» What the task asks
Retype the material below. Keep every word exactly as it is.

» Dataset records
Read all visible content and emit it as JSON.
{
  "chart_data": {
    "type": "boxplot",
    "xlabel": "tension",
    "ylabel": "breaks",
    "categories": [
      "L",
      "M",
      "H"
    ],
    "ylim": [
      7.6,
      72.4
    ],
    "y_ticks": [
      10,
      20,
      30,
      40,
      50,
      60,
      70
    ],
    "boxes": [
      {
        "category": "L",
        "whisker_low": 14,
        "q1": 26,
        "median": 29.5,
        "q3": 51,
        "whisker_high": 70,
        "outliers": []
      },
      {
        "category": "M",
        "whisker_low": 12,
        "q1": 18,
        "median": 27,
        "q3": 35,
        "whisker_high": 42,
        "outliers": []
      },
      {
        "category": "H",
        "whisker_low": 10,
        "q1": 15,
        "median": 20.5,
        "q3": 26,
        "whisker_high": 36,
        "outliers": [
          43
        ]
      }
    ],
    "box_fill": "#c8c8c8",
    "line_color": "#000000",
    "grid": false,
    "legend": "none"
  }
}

» Right answer
Read all visible content and emit it as JSON.
{
  "chart_data": {
    "type": "boxplot",
    "xlabel": "tension",
    "ylabel": "breaks",
    "categories": [
      "L",
      "M",
      "H"
    ],
    "ylim": [
      7.6,
      72.4
    ],
    "y_ticks": [
      10,
      20,
      30,
      40,
      50,
      60,
      70
    ],
    "boxes": [
      {
        "category": "L",
        "whisker_low": 14,
        "q1": 26,
        "median": 29.5,
        "q3": 51,
        "whisker_high": 70,
        "outliers": []
      },
      {
        "category": "M",
        "whisker_low": 12,
        "q1": 18,
        "median": 27,
        "q3": 35,
        "whisker_high": 42,
        "outliers": []
      },
      {
        "category": "H",
        "whisker_low": 10,
        "q1": 15,
        "median": 20.5,
        "q3": 26,
        "whisker_high": 36,
        "outliers": [
          43
        ]
      }
    ],
    "box_fill": "#c8c8c8",
    "line_color": "#000000",
    "grid": false,
    "legend": "none"
  }
}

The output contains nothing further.